----- THE INPUT

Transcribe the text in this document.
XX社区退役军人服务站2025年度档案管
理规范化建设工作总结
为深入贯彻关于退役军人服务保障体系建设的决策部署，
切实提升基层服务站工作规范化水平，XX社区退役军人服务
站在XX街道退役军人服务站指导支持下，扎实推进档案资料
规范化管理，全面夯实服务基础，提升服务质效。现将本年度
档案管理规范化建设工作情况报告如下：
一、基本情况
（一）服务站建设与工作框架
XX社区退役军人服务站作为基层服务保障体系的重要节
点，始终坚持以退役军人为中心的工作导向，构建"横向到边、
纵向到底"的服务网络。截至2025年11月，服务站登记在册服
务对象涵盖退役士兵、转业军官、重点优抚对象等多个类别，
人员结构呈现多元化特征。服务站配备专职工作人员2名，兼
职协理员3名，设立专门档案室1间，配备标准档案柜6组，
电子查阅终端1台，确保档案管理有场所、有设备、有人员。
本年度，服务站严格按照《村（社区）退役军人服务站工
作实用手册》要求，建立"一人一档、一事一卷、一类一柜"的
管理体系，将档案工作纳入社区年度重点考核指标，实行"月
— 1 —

----------

* _WHAT THE EXERCISE ASKS_
Repeat each record exactly, leaving nothing out.

* _WRITTEN SOLUTION_
Transcribe the text in this document.
XX社区退役军人服务站2025年度档案管
理规范化建设工作总结
为深入贯彻关于退役军人服务保障体系建设的决策部署，
切实提升基层服务站工作规范化水平，XX社区退役军人服务
站在XX街道退役军人服务站指导支持下，扎实推进档案资料
规范化管理，全面夯实服务基础，提升服务质效。现将本年度
档案管理规范化建设工作情况报告如下：
一、基本情况
（一）服务站建设与工作框架
XX社区退役军人服务站作为基层服务保障体系的重要节
点，始终坚持以退役军人为中心的工作导向，构建"横向到边、
纵向到底"的服务网络。截至2025年11月，服务站登记在册服
务对象涵盖退役士兵、转业军官、重点优抚对象等多个类别，
人员结构呈现多元化特征。服务站配备专职工作人员2名，兼
职协理员3名，设立专门档案室1间，配备标准档案柜6组，
电子查阅终端1台，确保档案管理有场所、有设备、有人员。
本年度，服务站严格按照《村（社区）退役军人服务站工
作实用手册》要求，建立"一人一档、一事一卷、一类一柜"的
管理体系，将档案工作纳入社区年度重点考核指标，实行"月
— 1 —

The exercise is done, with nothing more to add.